Мне уже доводилось писать, что геополитика ХХ века в ее реальных функциях — это не просто "исследование мировой политики". Поэтому не надо ее путать ни с глобалистикой, ни с дисциплиной "международные отношения". Но точно так же геополитика — это и не всякое "учение о связи политических процессов с землей". Характеризуя так в 1920-х свои штудии, Карл Хаусхофер и его последователи намеренно размывали границы между геополитикой и политической географией и частично маскировали первую под вторую.

Я думаю, старый "проклятый" вопрос о взаимоотношении этих двух дисциплин разрешим сколько-нибудь удовлетворительно лишь в том случае, если признать, что, в отличие от политической географии, поставляющей читателям, в том числе и политикам, объективную информацию об изучаемых ею реалиях, геополитика выступает непосредственно как техника политического проектирования. В многообразии географических данных она открывает политические возможности — позитивные или, наоборот, негативные, опасные. Она обнаруживает такие сцепления этих данных, при посредстве которых можно было бы "заземлить" некие витающие в воздухе общественные запросы и проблемы. Она предлагает свои решения таких проблем в формах пространственного дизайна, проникнутых отношениями политического противостояния/соперничества, или сотрудничества/кооперации, или господства-подчинения, а также порой в формах, призванных снять, изжить эти политические отношения. Геополитика есть род политической герменевтики, ищущий выявить и воплотить в ориентировочных географических схемах (suggestive maps) заказ, часто еще не вполне осознанный самим сообществом-заказчиком[1].

[ЗАДАНИЕ] Напишите продолжение рассуждения о геополитике и политической географии, начиная сразу после его последнего предложения.

[ИСХОДНЫЕ ДАННЫЕ]

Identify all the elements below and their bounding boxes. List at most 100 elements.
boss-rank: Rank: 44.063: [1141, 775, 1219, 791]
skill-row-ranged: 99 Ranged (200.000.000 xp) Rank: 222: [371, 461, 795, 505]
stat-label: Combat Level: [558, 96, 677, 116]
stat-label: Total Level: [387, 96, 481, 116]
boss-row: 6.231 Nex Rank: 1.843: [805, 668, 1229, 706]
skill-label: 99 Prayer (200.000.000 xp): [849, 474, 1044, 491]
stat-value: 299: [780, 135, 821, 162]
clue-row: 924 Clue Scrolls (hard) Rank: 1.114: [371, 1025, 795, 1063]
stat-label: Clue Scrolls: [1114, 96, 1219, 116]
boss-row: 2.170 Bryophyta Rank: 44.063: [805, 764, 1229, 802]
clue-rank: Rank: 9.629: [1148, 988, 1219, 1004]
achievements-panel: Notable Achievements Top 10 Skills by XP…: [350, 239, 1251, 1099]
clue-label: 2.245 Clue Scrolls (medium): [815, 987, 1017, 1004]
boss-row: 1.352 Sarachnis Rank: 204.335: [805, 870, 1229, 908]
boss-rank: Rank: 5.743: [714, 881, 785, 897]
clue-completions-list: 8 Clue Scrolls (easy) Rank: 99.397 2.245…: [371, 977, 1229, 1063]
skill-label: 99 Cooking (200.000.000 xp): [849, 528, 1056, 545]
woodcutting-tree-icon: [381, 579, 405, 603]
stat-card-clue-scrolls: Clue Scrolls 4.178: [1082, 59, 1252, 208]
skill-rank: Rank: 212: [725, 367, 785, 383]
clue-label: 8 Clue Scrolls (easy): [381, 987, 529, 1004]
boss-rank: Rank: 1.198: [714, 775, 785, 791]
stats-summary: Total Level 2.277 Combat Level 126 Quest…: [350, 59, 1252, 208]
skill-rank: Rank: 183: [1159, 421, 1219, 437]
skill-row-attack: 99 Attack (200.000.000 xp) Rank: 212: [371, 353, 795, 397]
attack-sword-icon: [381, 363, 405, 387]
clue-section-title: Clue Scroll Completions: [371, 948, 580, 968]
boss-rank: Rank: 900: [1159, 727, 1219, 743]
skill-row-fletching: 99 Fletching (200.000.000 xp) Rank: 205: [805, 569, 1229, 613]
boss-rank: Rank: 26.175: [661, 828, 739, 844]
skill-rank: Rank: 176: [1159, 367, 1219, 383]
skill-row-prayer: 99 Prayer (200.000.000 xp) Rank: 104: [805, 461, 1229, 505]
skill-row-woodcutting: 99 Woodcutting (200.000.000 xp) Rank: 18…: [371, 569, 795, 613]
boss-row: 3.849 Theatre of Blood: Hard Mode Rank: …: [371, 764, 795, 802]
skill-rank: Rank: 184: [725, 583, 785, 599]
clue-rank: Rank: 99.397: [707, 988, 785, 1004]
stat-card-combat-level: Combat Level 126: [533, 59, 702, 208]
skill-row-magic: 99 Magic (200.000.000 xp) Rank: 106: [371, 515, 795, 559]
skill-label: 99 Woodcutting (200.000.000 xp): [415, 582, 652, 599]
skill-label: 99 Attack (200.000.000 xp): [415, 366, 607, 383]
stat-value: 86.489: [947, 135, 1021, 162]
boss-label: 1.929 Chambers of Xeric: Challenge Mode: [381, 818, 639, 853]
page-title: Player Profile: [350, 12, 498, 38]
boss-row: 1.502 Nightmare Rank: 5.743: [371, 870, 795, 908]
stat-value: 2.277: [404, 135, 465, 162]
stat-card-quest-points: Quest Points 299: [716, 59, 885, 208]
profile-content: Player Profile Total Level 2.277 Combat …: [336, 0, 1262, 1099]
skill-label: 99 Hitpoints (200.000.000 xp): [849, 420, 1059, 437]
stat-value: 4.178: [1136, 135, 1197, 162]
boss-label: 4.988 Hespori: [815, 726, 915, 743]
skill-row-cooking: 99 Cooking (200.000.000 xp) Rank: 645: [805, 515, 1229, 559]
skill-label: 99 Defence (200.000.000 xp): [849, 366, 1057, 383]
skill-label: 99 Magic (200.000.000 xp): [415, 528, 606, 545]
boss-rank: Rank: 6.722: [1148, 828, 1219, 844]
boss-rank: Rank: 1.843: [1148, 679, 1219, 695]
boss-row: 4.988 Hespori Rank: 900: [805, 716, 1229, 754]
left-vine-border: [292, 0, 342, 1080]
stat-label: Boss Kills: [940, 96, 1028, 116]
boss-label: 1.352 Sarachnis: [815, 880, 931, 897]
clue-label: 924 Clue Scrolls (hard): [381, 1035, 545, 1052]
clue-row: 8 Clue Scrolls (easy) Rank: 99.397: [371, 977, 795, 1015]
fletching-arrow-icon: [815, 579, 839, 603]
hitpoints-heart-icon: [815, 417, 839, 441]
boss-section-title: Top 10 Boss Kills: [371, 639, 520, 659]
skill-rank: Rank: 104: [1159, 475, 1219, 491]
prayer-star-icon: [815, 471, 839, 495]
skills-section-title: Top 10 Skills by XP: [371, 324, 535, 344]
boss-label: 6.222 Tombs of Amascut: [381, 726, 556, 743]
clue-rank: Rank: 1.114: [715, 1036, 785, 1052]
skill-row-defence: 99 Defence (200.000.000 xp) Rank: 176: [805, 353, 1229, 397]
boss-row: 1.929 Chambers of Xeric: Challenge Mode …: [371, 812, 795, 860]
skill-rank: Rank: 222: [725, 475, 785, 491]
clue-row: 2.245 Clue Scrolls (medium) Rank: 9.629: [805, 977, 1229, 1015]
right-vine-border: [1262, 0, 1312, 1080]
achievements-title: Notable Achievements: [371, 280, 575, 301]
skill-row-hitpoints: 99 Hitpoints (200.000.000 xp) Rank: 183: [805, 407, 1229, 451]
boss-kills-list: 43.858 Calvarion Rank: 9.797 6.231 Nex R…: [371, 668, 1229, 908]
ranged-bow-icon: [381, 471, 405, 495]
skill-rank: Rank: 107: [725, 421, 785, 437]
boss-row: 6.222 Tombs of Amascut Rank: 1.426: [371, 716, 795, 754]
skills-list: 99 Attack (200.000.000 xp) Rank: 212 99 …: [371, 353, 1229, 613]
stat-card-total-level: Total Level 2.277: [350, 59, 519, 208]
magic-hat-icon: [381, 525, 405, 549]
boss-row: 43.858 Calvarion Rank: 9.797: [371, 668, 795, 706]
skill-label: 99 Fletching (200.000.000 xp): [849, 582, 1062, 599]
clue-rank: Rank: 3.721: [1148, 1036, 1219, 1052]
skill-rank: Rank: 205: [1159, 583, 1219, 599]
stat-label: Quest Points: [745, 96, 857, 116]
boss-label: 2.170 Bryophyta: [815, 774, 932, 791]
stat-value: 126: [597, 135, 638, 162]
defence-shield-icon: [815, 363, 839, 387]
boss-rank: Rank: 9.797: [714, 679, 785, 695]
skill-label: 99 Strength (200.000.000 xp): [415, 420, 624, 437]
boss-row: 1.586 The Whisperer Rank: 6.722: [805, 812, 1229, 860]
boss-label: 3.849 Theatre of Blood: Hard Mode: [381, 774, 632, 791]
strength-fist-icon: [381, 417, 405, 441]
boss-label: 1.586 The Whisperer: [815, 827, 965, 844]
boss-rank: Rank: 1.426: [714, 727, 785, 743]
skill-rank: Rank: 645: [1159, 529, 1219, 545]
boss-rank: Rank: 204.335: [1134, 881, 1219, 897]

[ОТВЕТ]
Этот герменевтический дух геополитики определяет ее роль в постсоветской России. Вопреки алармистам, десять лет назад пугавшим нас и Запад, а больше — самих себя веймарскими призраками, у нас геополитический ажиотаж 90-х годов менее всего выражал реваншистские порывы и переживания по поводу "географической обездоленности" страны. Идеологическая функция геополитики у русских оказалась иной, чем когда-то в Германии. Невзирая на экстравагантности и глупости отдельных писателей на геополитические темы это словопонятие прежде всего внушало атомизирующемуся, готовому пойти в распыл обществу идею "общего интереса", "общей пользы", мотивируемых и местоположением России в ойкумене рубежа тысячелетий, и государственно-исторической памятью ее пространства. В этом качестве геополитика представала на страницах партийных программ и в выступлениях политиков, претендовавших на право общенационального целеполагания, будь то Борис Ельцин или Владимир Жириновский, Евгений Примаков или даже Егор Гайдар, призывавший новую Россию как "форпост демократии в Евразии" сосредоточить свой потенциал сдерживания на Дальнем Востоке. Говорить в геополитическом ключе значило напоминать соотечественникам об "общем интересе" и изображать себя его законным толкователем.

Напротив, в России последних лет геоэкономика как идеологема, отталкиваясь от геополитики и споря с ней, все отчетливее утверждает парадигму политических программ, либо несущих прямой вызов "общему интересу", либо — просто по логике того же отталкивания и спора — вступающих с ним в сложные отношения.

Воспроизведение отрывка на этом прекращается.